Hunt for the word "摺紙藝術" across the entries below, copying each line that holds it.

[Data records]

[BEGIN]

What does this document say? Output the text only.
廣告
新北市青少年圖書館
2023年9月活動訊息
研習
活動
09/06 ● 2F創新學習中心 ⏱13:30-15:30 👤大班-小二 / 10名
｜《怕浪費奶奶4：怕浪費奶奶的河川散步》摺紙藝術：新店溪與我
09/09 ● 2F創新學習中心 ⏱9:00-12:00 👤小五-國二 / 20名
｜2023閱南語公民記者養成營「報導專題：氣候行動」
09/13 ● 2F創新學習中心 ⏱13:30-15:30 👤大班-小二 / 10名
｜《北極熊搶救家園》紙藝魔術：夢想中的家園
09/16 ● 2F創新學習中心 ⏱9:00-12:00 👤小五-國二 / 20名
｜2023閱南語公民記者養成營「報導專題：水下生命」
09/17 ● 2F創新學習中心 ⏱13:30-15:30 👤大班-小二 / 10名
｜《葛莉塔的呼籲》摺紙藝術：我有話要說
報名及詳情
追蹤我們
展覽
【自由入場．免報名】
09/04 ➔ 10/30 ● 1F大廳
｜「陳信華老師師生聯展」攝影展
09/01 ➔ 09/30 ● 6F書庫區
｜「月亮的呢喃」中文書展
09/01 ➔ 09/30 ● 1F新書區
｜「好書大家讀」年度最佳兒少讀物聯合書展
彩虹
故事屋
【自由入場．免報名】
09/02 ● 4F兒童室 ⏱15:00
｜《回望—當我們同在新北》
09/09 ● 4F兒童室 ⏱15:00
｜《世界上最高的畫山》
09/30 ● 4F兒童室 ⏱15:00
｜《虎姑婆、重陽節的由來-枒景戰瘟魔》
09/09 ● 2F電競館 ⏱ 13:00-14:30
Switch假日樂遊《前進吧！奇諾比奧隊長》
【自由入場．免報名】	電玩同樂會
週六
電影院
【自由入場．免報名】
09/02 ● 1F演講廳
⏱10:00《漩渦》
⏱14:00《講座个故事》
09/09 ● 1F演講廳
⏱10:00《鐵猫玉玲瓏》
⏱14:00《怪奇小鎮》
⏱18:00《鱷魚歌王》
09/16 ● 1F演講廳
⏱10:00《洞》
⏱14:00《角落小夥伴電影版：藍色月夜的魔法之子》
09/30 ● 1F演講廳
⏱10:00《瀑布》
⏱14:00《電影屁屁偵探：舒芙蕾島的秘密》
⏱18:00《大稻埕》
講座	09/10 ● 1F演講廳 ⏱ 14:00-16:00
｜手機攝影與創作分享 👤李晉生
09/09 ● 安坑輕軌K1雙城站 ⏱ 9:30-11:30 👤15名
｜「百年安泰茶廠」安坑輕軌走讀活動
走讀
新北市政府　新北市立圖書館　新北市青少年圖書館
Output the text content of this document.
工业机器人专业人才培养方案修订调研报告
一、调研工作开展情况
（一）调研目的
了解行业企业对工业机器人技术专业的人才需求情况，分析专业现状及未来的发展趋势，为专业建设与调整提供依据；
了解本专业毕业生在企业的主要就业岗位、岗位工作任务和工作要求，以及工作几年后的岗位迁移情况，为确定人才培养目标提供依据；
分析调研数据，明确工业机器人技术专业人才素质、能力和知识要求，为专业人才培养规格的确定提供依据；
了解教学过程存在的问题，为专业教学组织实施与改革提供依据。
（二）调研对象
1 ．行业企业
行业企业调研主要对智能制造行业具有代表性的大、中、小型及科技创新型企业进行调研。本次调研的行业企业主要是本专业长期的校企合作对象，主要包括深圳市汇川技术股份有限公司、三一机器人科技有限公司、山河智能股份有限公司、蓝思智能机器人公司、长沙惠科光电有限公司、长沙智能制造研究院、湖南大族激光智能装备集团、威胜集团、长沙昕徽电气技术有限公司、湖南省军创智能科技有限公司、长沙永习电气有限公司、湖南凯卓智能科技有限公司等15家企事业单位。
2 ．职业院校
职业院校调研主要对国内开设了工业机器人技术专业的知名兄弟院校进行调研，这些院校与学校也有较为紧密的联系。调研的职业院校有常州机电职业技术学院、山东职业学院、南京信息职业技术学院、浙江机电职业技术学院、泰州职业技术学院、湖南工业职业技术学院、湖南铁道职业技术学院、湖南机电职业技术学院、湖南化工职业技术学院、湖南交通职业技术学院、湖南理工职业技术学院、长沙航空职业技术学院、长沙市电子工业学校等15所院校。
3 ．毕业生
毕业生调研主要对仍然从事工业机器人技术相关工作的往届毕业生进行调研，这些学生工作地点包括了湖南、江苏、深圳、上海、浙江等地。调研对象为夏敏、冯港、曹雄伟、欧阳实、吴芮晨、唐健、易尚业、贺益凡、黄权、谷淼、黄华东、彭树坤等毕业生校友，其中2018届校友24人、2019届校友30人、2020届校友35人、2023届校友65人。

[END]

## RESPONSE FOR THIS EXERCISE
｜《怕浪費奶奶4：怕浪費奶奶的河川散步》摺紙藝術：新店溪與我
｜《葛莉塔的呼籲》摺紙藝術：我有話要說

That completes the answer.